> INFORMATION SUPPLIED:
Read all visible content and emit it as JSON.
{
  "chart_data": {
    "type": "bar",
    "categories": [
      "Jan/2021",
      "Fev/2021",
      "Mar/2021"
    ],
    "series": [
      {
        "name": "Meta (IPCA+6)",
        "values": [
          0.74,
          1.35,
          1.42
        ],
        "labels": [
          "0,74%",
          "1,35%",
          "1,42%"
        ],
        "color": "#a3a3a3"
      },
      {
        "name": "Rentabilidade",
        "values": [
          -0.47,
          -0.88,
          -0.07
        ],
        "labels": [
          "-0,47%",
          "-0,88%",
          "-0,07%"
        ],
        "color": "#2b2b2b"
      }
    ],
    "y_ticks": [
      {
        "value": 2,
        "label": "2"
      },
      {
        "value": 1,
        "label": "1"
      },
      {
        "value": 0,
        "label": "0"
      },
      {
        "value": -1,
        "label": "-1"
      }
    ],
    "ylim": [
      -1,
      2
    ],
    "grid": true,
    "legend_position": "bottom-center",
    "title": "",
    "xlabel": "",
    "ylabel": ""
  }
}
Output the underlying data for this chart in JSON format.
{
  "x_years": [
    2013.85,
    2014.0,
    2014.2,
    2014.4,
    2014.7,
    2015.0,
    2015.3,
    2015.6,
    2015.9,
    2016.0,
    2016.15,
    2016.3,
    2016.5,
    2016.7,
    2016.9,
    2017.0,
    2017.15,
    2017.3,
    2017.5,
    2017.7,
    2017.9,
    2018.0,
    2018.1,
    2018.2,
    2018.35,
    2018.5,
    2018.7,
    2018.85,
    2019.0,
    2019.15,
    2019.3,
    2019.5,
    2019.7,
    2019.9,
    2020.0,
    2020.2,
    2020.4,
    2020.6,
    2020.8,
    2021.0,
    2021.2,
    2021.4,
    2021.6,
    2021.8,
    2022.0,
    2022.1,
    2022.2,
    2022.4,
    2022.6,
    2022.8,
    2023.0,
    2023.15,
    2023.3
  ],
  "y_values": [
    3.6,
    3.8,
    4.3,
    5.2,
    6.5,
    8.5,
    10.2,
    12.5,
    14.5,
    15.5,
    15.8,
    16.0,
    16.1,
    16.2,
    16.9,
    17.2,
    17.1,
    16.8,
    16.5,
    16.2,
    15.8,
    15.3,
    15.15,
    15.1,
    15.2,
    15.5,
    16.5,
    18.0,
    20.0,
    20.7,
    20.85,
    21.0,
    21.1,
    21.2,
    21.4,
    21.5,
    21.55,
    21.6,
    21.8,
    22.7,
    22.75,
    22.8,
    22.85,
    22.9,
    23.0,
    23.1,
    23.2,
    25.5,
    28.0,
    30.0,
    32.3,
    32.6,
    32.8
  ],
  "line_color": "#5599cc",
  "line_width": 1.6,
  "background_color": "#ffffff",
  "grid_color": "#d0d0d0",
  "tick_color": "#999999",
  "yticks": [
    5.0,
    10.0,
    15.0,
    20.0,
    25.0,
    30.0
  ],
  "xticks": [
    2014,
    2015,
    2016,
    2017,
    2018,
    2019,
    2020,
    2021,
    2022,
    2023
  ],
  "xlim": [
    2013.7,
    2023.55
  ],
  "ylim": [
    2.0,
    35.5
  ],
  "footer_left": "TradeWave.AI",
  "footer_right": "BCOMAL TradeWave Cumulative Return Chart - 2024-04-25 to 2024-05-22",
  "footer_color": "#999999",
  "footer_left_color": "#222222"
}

> WORK TO BE COMPLETED:
Repeat all the records. Match each line exactly.

> SOLUTION TO THE EXERCISE:
Read all visible content and emit it as JSON.
{
  "chart_data": {
    "type": "bar",
    "categories": [
      "Jan/2021",
      "Fev/2021",
      "Mar/2021"
    ],
    "series": [
      {
        "name": "Meta (IPCA+6)",
        "values": [
          0.74,
          1.35,
          1.42
        ],
        "labels": [
          "0,74%",
          "1,35%",
          "1,42%"
        ],
        "color": "#a3a3a3"
      },
      {
        "name": "Rentabilidade",
        "values": [
          -0.47,
          -0.88,
          -0.07
        ],
        "labels": [
          "-0,47%",
          "-0,88%",
          "-0,07%"
        ],
        "color": "#2b2b2b"
      }
    ],
    "y_ticks": [
      {
        "value": 2,
        "label": "2"
      },
      {
        "value": 1,
        "label": "1"
      },
      {
        "value": 0,
        "label": "0"
      },
      {
        "value": -1,
        "label": "-1"
      }
    ],
    "ylim": [
      -1,
      2
    ],
    "grid": true,
    "legend_position": "bottom-center",
    "title": "",
    "xlabel": "",
    "ylabel": ""
  }
}
Output the underlying data for this chart in JSON format.
{
  "x_years": [
    2013.85,
    2014.0,
    2014.2,
    2014.4,
    2014.7,
    2015.0,
    2015.3,
    2015.6,
    2015.9,
    2016.0,
    2016.15,
    2016.3,
    2016.5,
    2016.7,
    2016.9,
    2017.0,
    2017.15,
    2017.3,
    2017.5,
    2017.7,
    2017.9,
    2018.0,
    2018.1,
    2018.2,
    2018.35,
    2018.5,
    2018.7,
    2018.85,
    2019.0,
    2019.15,
    2019.3,
    2019.5,
    2019.7,
    2019.9,
    2020.0,
    2020.2,
    2020.4,
    2020.6,
    2020.8,
    2021.0,
    2021.2,
    2021.4,
    2021.6,
    2021.8,
    2022.0,
    2022.1,
    2022.2,
    2022.4,
    2022.6,
    2022.8,
    2023.0,
    2023.15,
    2023.3
  ],
  "y_values": [
    3.6,
    3.8,
    4.3,
    5.2,
    6.5,
    8.5,
    10.2,
    12.5,
    14.5,
    15.5,
    15.8,
    16.0,
    16.1,
    16.2,
    16.9,
    17.2,
    17.1,
    16.8,
    16.5,
    16.2,
    15.8,
    15.3,
    15.15,
    15.1,
    15.2,
    15.5,
    16.5,
    18.0,
    20.0,
    20.7,
    20.85,
    21.0,
    21.1,
    21.2,
    21.4,
    21.5,
    21.55,
    21.6,
    21.8,
    22.7,
    22.75,
    22.8,
    22.85,
    22.9,
    23.0,
    23.1,
    23.2,
    25.5,
    28.0,
    30.0,
    32.3,
    32.6,
    32.8
  ],
  "line_color": "#5599cc",
  "line_width": 1.6,
  "background_color": "#ffffff",
  "grid_color": "#d0d0d0",
  "tick_color": "#999999",
  "yticks": [
    5.0,
    10.0,
    15.0,
    20.0,
    25.0,
    30.0
  ],
  "xticks": [
    2014,
    2015,
    2016,
    2017,
    2018,
    2019,
    2020,
    2021,
    2022,
    2023
  ],
  "xlim": [
    2013.7,
    2023.55
  ],
  "ylim": [
    2.0,
    35.5
  ],
  "footer_left": "TradeWave.AI",
  "footer_right": "BCOMAL TradeWave Cumulative Return Chart - 2024-04-25 to 2024-05-22",
  "footer_color": "#999999",
  "footer_left_color": "#222222"
}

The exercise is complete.